Supplied material:
▬▬▬

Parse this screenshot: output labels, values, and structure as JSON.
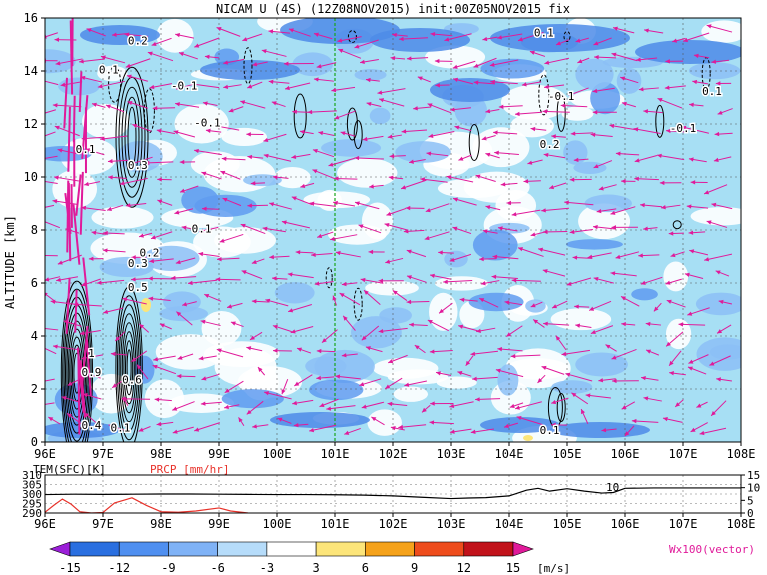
{
  "chart_data": [
    {
      "type": "heatmap",
      "title": "NICAM U (4S) (12Z08NOV2015) init:00Z05NOV2015 fix",
      "ylabel": "ALTITUDE [km]",
      "xlabel": "",
      "x_ticks": [
        "96E",
        "97E",
        "98E",
        "99E",
        "100E",
        "101E",
        "102E",
        "103E",
        "104E",
        "105E",
        "106E",
        "107E",
        "108E"
      ],
      "y_ticks": [
        "0",
        "2",
        "4",
        "6",
        "8",
        "10",
        "12",
        "14",
        "16"
      ],
      "xlim": [
        96,
        108
      ],
      "ylim": [
        0,
        16
      ],
      "grid": true,
      "marker_line_x": 101,
      "contour_labels": [
        {
          "text": "0.2",
          "x": 97.6,
          "y": 15.0
        },
        {
          "text": "0.1",
          "x": 97.1,
          "y": 13.9
        },
        {
          "text": "-0.1",
          "x": 98.4,
          "y": 13.3
        },
        {
          "text": "-0.1",
          "x": 98.8,
          "y": 11.9
        },
        {
          "text": "0.1",
          "x": 96.7,
          "y": 10.9
        },
        {
          "text": "0.3",
          "x": 97.6,
          "y": 10.3
        },
        {
          "text": "0.1",
          "x": 98.7,
          "y": 7.9
        },
        {
          "text": "0.2",
          "x": 97.8,
          "y": 7.0
        },
        {
          "text": "0.3",
          "x": 97.6,
          "y": 6.6
        },
        {
          "text": "0.5",
          "x": 97.6,
          "y": 5.7
        },
        {
          "text": "1",
          "x": 96.8,
          "y": 3.2
        },
        {
          "text": "0.9",
          "x": 96.8,
          "y": 2.5
        },
        {
          "text": "0.6",
          "x": 97.5,
          "y": 2.2
        },
        {
          "text": "0.4",
          "x": 96.8,
          "y": 0.5
        },
        {
          "text": "0.1",
          "x": 97.3,
          "y": 0.4
        },
        {
          "text": "0.1",
          "x": 104.6,
          "y": 15.3
        },
        {
          "text": "-0.1",
          "x": 104.9,
          "y": 12.9
        },
        {
          "text": "0.2",
          "x": 104.7,
          "y": 11.1
        },
        {
          "text": "-0.1",
          "x": 107.0,
          "y": 11.7
        },
        {
          "text": "0.1",
          "x": 107.5,
          "y": 13.1
        },
        {
          "text": "0.1",
          "x": 104.7,
          "y": 0.3
        }
      ],
      "colorbar": {
        "levels": [
          -15,
          -12,
          -9,
          -6,
          -3,
          3,
          6,
          9,
          12,
          15
        ],
        "colors": [
          "#9b1fd8",
          "#2a6fe0",
          "#4f8ff0",
          "#7fb2f6",
          "#b6dcfa",
          "#ffffff",
          "#fce57a",
          "#f5a21b",
          "#ee4c1c",
          "#c1121a",
          "#e01a9a"
        ],
        "unit": "[m/s]",
        "vector_label": "Wx100(vector)"
      }
    },
    {
      "type": "line",
      "title": "",
      "left_label": "TEM(SFC)[K]",
      "right_label": "PRCP [mm/hr]",
      "x_ticks": [
        "96E",
        "97E",
        "98E",
        "99E",
        "100E",
        "101E",
        "102E",
        "103E",
        "104E",
        "105E",
        "106E",
        "107E",
        "108E"
      ],
      "y_ticks_left": [
        "290",
        "295",
        "300",
        "305",
        "310"
      ],
      "y_ticks_right": [
        "0",
        "5",
        "10",
        "15"
      ],
      "xlim": [
        96,
        108
      ],
      "ylim_left": [
        290,
        310
      ],
      "ylim_right": [
        0,
        15
      ],
      "annotation": "10",
      "series": [
        {
          "axis": "left",
          "color": "#000000",
          "x": [
            96.0,
            96.5,
            97.0,
            97.5,
            98.0,
            98.5,
            99.0,
            99.5,
            100.0,
            100.5,
            101.0,
            101.5,
            102.0,
            102.5,
            103.0,
            103.3,
            103.6,
            104.0,
            104.3,
            104.5,
            104.7,
            105.0,
            105.3,
            105.6,
            105.8,
            106.0,
            106.5,
            107.0,
            107.5,
            108.0
          ],
          "values": [
            299.7,
            299.9,
            299.8,
            299.9,
            300.0,
            300.0,
            299.9,
            299.8,
            299.7,
            299.7,
            299.6,
            299.4,
            299.0,
            298.3,
            297.6,
            297.9,
            298.1,
            299.0,
            302.0,
            303.0,
            301.5,
            302.8,
            301.5,
            300.5,
            300.8,
            303.0,
            303.2,
            303.2,
            303.2,
            303.2
          ]
        },
        {
          "axis": "right",
          "color": "#e8322a",
          "x": [
            96.0,
            96.15,
            96.3,
            96.45,
            96.6,
            96.8,
            97.0,
            97.2,
            97.5,
            97.75,
            98.0,
            98.3,
            98.6,
            99.0,
            99.2,
            99.5
          ],
          "values": [
            0.3,
            3.0,
            5.5,
            3.5,
            0.5,
            0.0,
            0.2,
            4.0,
            6.0,
            3.0,
            0.5,
            0.3,
            0.8,
            2.0,
            0.8,
            0.0
          ]
        }
      ]
    }
  ]
}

▬▬▬

Directions for this task: Leave out the pictures and copy everything else in the records word for word.

Solution for this task:
Parse this screenshot: output labels, values, and structure as JSON.
{
  "chart_data": [
    {
      "type": "heatmap",
      "title": "NICAM U (4S) (12Z08NOV2015) init:00Z05NOV2015 fix",
      "ylabel": "ALTITUDE [km]",
      "xlabel": "",
      "x_ticks": [
        "96E",
        "97E",
        "98E",
        "99E",
        "100E",
        "101E",
        "102E",
        "103E",
        "104E",
        "105E",
        "106E",
        "107E",
        "108E"
      ],
      "y_ticks": [
        "0",
        "2",
        "4",
        "6",
        "8",
        "10",
        "12",
        "14",
        "16"
      ],
      "xlim": [
        96,
        108
      ],
      "ylim": [
        0,
        16
      ],
      "grid": true,
      "marker_line_x": 101,
      "contour_labels": [
        {
          "text": "0.2",
          "x": 97.6,
          "y": 15.0
        },
        {
          "text": "0.1",
          "x": 97.1,
          "y": 13.9
        },
        {
          "text": "-0.1",
          "x": 98.4,
          "y": 13.3
        },
        {
          "text": "-0.1",
          "x": 98.8,
          "y": 11.9
        },
        {
          "text": "0.1",
          "x": 96.7,
          "y": 10.9
        },
        {
          "text": "0.3",
          "x": 97.6,
          "y": 10.3
        },
        {
          "text": "0.1",
          "x": 98.7,
          "y": 7.9
        },
        {
          "text": "0.2",
          "x": 97.8,
          "y": 7.0
        },
        {
          "text": "0.3",
          "x": 97.6,
          "y": 6.6
        },
        {
          "text": "0.5",
          "x": 97.6,
          "y": 5.7
        },
        {
          "text": "1",
          "x": 96.8,
          "y": 3.2
        },
        {
          "text": "0.9",
          "x": 96.8,
          "y": 2.5
        },
        {
          "text": "0.6",
          "x": 97.5,
          "y": 2.2
        },
        {
          "text": "0.4",
          "x": 96.8,
          "y": 0.5
        },
        {
          "text": "0.1",
          "x": 97.3,
          "y": 0.4
        },
        {
          "text": "0.1",
          "x": 104.6,
          "y": 15.3
        },
        {
          "text": "-0.1",
          "x": 104.9,
          "y": 12.9
        },
        {
          "text": "0.2",
          "x": 104.7,
          "y": 11.1
        },
        {
          "text": "-0.1",
          "x": 107.0,
          "y": 11.7
        },
        {
          "text": "0.1",
          "x": 107.5,
          "y": 13.1
        },
        {
          "text": "0.1",
          "x": 104.7,
          "y": 0.3
        }
      ],
      "colorbar": {
        "levels": [
          -15,
          -12,
          -9,
          -6,
          -3,
          3,
          6,
          9,
          12,
          15
        ],
        "colors": [
          "#9b1fd8",
          "#2a6fe0",
          "#4f8ff0",
          "#7fb2f6",
          "#b6dcfa",
          "#ffffff",
          "#fce57a",
          "#f5a21b",
          "#ee4c1c",
          "#c1121a",
          "#e01a9a"
        ],
        "unit": "[m/s]",
        "vector_label": "Wx100(vector)"
      }
    },
    {
      "type": "line",
      "title": "",
      "left_label": "TEM(SFC)[K]",
      "right_label": "PRCP [mm/hr]",
      "x_ticks": [
        "96E",
        "97E",
        "98E",
        "99E",
        "100E",
        "101E",
        "102E",
        "103E",
        "104E",
        "105E",
        "106E",
        "107E",
        "108E"
      ],
      "y_ticks_left": [
        "290",
        "295",
        "300",
        "305",
        "310"
      ],
      "y_ticks_right": [
        "0",
        "5",
        "10",
        "15"
      ],
      "xlim": [
        96,
        108
      ],
      "ylim_left": [
        290,
        310
      ],
      "ylim_right": [
        0,
        15
      ],
      "annotation": "10",
      "series": [
        {
          "axis": "left",
          "color": "#000000",
          "x": [
            96.0,
            96.5,
            97.0,
            97.5,
            98.0,
            98.5,
            99.0,
            99.5,
            100.0,
            100.5,
            101.0,
            101.5,
            102.0,
            102.5,
            103.0,
            103.3,
            103.6,
            104.0,
            104.3,
            104.5,
            104.7,
            105.0,
            105.3,
            105.6,
            105.8,
            106.0,
            106.5,
            107.0,
            107.5,
            108.0
          ],
          "values": [
            299.7,
            299.9,
            299.8,
            299.9,
            300.0,
            300.0,
            299.9,
            299.8,
            299.7,
            299.7,
            299.6,
            299.4,
            299.0,
            298.3,
            297.6,
            297.9,
            298.1,
            299.0,
            302.0,
            303.0,
            301.5,
            302.8,
            301.5,
            300.5,
            300.8,
            303.0,
            303.2,
            303.2,
            303.2,
            303.2
          ]
        },
        {
          "axis": "right",
          "color": "#e8322a",
          "x": [
            96.0,
            96.15,
            96.3,
            96.45,
            96.6,
            96.8,
            97.0,
            97.2,
            97.5,
            97.75,
            98.0,
            98.3,
            98.6,
            99.0,
            99.2,
            99.5
          ],
          "values": [
            0.3,
            3.0,
            5.5,
            3.5,
            0.5,
            0.0,
            0.2,
            4.0,
            6.0,
            3.0,
            0.5,
            0.3,
            0.8,
            2.0,
            0.8,
            0.0
          ]
        }
      ]
    }
  ]
}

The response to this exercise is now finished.